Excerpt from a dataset
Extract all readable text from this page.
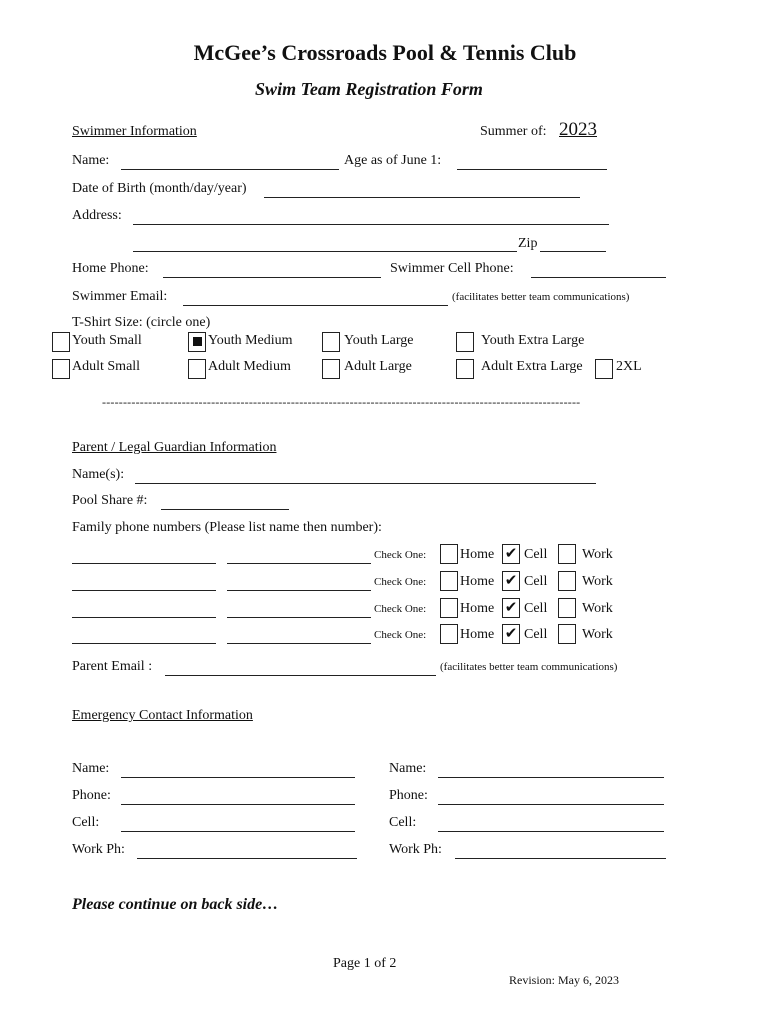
McGee’s Crossroads Pool & Tennis Club
Swim Team Registration Form
Swimmer Information	Summer of: 2023
Name:	Age as of June 1:
Date of Birth (month/day/year)
Address:
Zip
Home Phone:	Swimmer Cell Phone:
Swimmer Email:	(facilitates better team communications)
T-Shirt Size: (circle one)
Youth Small	Youth Medium	Youth Large	Youth Extra Large
Adult Small	Adult Medium	Adult Large	Adult Extra Large 2XL
------------------------------------------------------------------------------------------------------------------
Parent / Legal Guardian Information
Name(s):
Pool Share #:
Family phone numbers (Please list name then number):
Check One: Home ✔ Cell Work
Check One: Home ✔ Cell Work
Check One: Home ✔ Cell Work
Check One: Home ✔ Cell Work
Parent Email :	(facilitates better team communications)
Emergency Contact Information
Name:	Name:
Phone:	Phone:
Cell:	Cell:
Work Ph:	Work Ph:
Please continue on back side…
Page 1 of 2
Revision: May 6, 2023
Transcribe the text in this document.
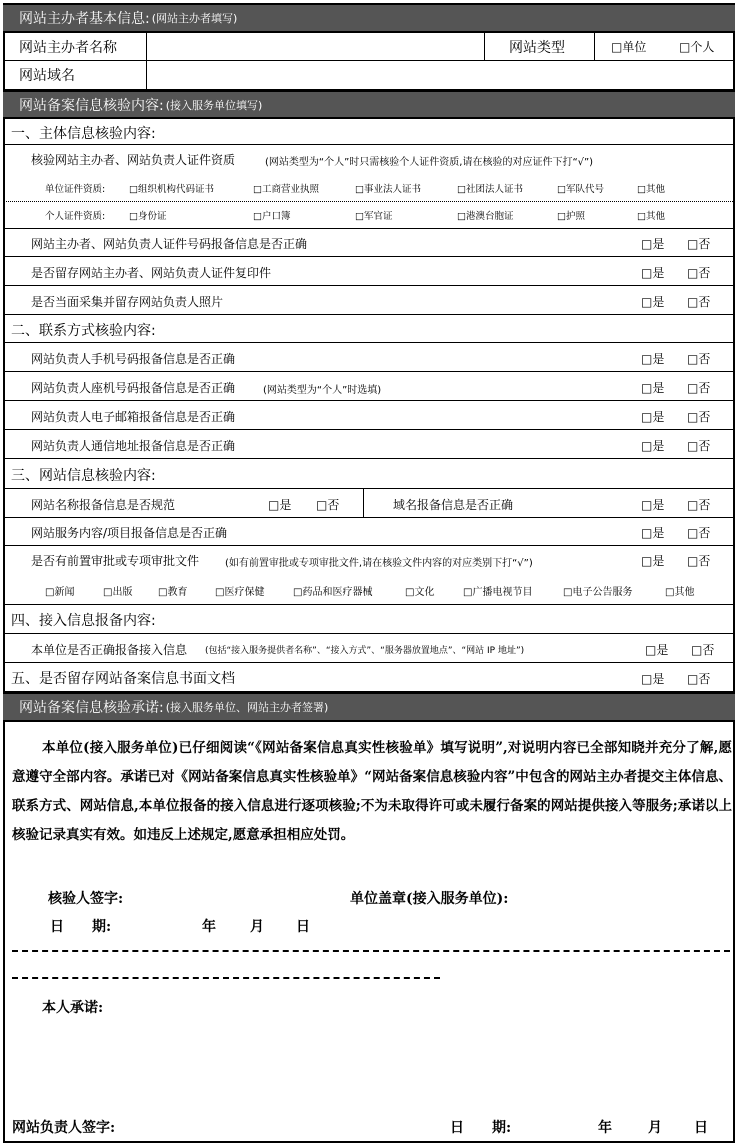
网站主办者基本信息: (网站主办者填写)
网站主办者名称	网站类型	□单位	□个人
网站域名
网站备案信息核验内容: (接入服务单位填写)
一、主体信息核验内容:
核验网站主办者、网站负责人证件资质	(网站类型为“个人”时只需核验个人证件资质,请在核验的对应证件下打“√”)
单位证件资质:	□组织机构代码证书	□工商营业执照	□事业法人证书	□社团法人证书	□军队代号	□其他
个人证件资质:	□身份证	□户口簿	□军官证	□港澳台胞证	□护照	□其他
网站主办者、网站负责人证件号码报备信息是否正确	□是 □否
是否留存网站主办者、网站负责人证件复印件	□是 □否
是否当面采集并留存网站负责人照片	□是 □否
二、联系方式核验内容:
网站负责人手机号码报备信息是否正确	□是 □否
网站负责人座机号码报备信息是否正确	(网站类型为“个人”时选填)	□是 □否
网站负责人电子邮箱报备信息是否正确	□是 □否
网站负责人通信地址报备信息是否正确	□是 □否
三、网站信息核验内容:
网站名称报备信息是否规范	□是 □否	域名报备信息是否正确	□是 □否
网站服务内容/项目报备信息是否正确	□是 □否
是否有前置审批或专项审批文件	(如有前置审批或专项审批文件,请在核验文件内容的对应类别下打“√”)	□是 □否
□新闻	□出版	□教育	□医疗保健	□药品和医疗器械	□文化	□广播电视节目	□电子公告服务	□其他
四、接入信息报备内容:
本单位是否正确报备接入信息 (包括“接入服务提供者名称”、“接入方式”、“服务器放置地点”、“网站 IP 地址”)	□是 □否
五、是否留存网站备案信息书面文档	□是 □否
网站备案信息核验承诺: (接入服务单位、网站主办者签署)
本单位(接入服务单位)已仔细阅读“《网站备案信息真实性核验单》填写说明”,对说明内容已全部知晓并充分了解,愿意遵守全部内容。承诺已对《网站备案信息真实性核验单》“网站备案信息核验内容”中包含的网站主办者提交主体信息、联系方式、网站信息,本单位报备的接入信息进行逐项核验;不为未取得许可或未履行备案的网站提供接入等服务;承诺以上核验记录真实有效。如违反上述规定,愿意承担相应处罚。
核验人签字:	单位盖章(接入服务单位):
日　　期:	年 月 日
本人承诺:
网站负责人签字:	日　　期:	年	月 日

> **Task objective**:
Copy down every line of the material above that includes the string "Please".

> **Exercise output**:
Family phone numbers (Please list name then number):
Please continue on back side…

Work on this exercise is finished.